### Stated goal
Without the pictures, give the entries below again exactly as written.

Raw records
════════════════
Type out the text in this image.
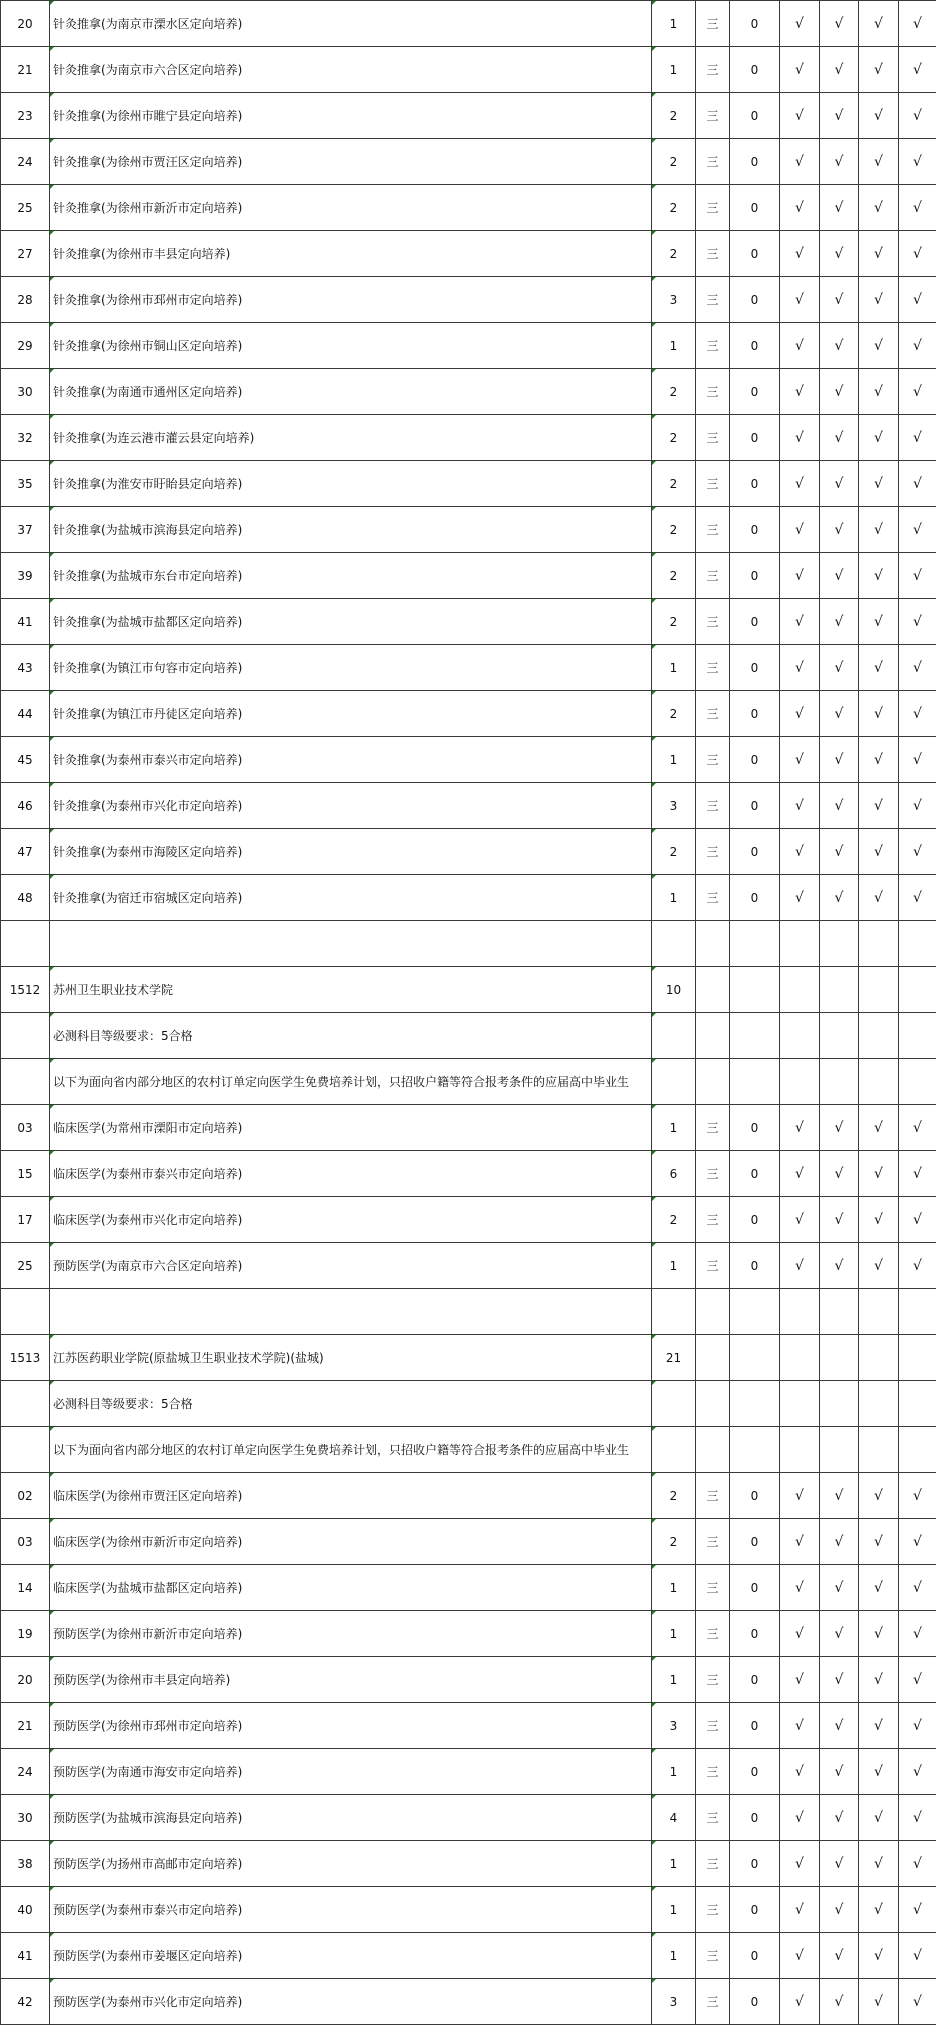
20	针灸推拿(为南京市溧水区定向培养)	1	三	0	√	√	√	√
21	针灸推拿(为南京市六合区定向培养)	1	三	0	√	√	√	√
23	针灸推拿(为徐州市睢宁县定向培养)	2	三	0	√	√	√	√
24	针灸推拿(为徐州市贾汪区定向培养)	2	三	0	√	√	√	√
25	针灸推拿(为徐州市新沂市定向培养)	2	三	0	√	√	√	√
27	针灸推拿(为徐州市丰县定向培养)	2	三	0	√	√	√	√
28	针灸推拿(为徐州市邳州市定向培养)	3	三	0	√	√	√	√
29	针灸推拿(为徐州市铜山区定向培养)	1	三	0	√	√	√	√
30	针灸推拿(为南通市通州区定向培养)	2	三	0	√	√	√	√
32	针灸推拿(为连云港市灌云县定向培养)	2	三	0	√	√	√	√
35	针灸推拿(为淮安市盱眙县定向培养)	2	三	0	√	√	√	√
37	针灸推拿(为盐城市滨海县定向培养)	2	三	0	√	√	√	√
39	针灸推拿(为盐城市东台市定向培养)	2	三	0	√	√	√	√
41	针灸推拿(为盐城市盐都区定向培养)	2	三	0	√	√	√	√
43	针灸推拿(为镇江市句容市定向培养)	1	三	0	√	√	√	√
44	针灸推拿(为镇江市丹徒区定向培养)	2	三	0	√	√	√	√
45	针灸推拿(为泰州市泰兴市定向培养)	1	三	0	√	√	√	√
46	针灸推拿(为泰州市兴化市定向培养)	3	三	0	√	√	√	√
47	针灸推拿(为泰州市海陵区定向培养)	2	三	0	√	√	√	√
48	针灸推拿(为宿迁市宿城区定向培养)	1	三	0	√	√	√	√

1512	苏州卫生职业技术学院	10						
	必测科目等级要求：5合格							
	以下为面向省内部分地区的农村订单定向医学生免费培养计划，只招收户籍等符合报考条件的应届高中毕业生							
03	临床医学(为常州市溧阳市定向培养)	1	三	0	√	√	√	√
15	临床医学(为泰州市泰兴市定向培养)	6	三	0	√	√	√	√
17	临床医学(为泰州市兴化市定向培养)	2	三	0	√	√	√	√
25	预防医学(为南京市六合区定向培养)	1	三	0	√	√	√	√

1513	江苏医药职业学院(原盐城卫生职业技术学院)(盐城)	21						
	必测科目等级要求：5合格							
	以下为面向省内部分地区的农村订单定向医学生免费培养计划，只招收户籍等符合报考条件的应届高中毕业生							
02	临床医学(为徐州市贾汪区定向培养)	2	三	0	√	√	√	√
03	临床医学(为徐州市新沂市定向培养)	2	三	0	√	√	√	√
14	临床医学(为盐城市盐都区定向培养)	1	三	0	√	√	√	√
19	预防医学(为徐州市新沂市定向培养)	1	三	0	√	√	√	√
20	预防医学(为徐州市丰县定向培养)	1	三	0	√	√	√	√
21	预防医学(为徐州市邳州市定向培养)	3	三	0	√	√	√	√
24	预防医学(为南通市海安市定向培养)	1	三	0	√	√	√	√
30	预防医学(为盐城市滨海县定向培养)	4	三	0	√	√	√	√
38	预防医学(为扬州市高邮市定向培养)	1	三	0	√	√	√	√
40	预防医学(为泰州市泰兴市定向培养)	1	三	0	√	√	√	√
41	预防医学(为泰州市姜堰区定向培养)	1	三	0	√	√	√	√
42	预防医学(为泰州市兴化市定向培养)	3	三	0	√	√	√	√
════════════════
### Full solution
Type out the text in this image.
20	针灸推拿(为南京市溧水区定向培养)	1	三	0	√	√	√	√
21	针灸推拿(为南京市六合区定向培养)	1	三	0	√	√	√	√
23	针灸推拿(为徐州市睢宁县定向培养)	2	三	0	√	√	√	√
24	针灸推拿(为徐州市贾汪区定向培养)	2	三	0	√	√	√	√
25	针灸推拿(为徐州市新沂市定向培养)	2	三	0	√	√	√	√
27	针灸推拿(为徐州市丰县定向培养)	2	三	0	√	√	√	√
28	针灸推拿(为徐州市邳州市定向培养)	3	三	0	√	√	√	√
29	针灸推拿(为徐州市铜山区定向培养)	1	三	0	√	√	√	√
30	针灸推拿(为南通市通州区定向培养)	2	三	0	√	√	√	√
32	针灸推拿(为连云港市灌云县定向培养)	2	三	0	√	√	√	√
35	针灸推拿(为淮安市盱眙县定向培养)	2	三	0	√	√	√	√
37	针灸推拿(为盐城市滨海县定向培养)	2	三	0	√	√	√	√
39	针灸推拿(为盐城市东台市定向培养)	2	三	0	√	√	√	√
41	针灸推拿(为盐城市盐都区定向培养)	2	三	0	√	√	√	√
43	针灸推拿(为镇江市句容市定向培养)	1	三	0	√	√	√	√
44	针灸推拿(为镇江市丹徒区定向培养)	2	三	0	√	√	√	√
45	针灸推拿(为泰州市泰兴市定向培养)	1	三	0	√	√	√	√
46	针灸推拿(为泰州市兴化市定向培养)	3	三	0	√	√	√	√
47	针灸推拿(为泰州市海陵区定向培养)	2	三	0	√	√	√	√
48	针灸推拿(为宿迁市宿城区定向培养)	1	三	0	√	√	√	√

1512	苏州卫生职业技术学院	10						
	必测科目等级要求：5合格							
	以下为面向省内部分地区的农村订单定向医学生免费培养计划，只招收户籍等符合报考条件的应届高中毕业生							
03	临床医学(为常州市溧阳市定向培养)	1	三	0	√	√	√	√
15	临床医学(为泰州市泰兴市定向培养)	6	三	0	√	√	√	√
17	临床医学(为泰州市兴化市定向培养)	2	三	0	√	√	√	√
25	预防医学(为南京市六合区定向培养)	1	三	0	√	√	√	√

1513	江苏医药职业学院(原盐城卫生职业技术学院)(盐城)	21						
	必测科目等级要求：5合格							
	以下为面向省内部分地区的农村订单定向医学生免费培养计划，只招收户籍等符合报考条件的应届高中毕业生							
02	临床医学(为徐州市贾汪区定向培养)	2	三	0	√	√	√	√
03	临床医学(为徐州市新沂市定向培养)	2	三	0	√	√	√	√
14	临床医学(为盐城市盐都区定向培养)	1	三	0	√	√	√	√
19	预防医学(为徐州市新沂市定向培养)	1	三	0	√	√	√	√
20	预防医学(为徐州市丰县定向培养)	1	三	0	√	√	√	√
21	预防医学(为徐州市邳州市定向培养)	3	三	0	√	√	√	√
24	预防医学(为南通市海安市定向培养)	1	三	0	√	√	√	√
30	预防医学(为盐城市滨海县定向培养)	4	三	0	√	√	√	√
38	预防医学(为扬州市高邮市定向培养)	1	三	0	√	√	√	√
40	预防医学(为泰州市泰兴市定向培养)	1	三	0	√	√	√	√
41	预防医学(为泰州市姜堰区定向培养)	1	三	0	√	√	√	√
42	预防医学(为泰州市兴化市定向培养)	3	三	0	√	√	√	√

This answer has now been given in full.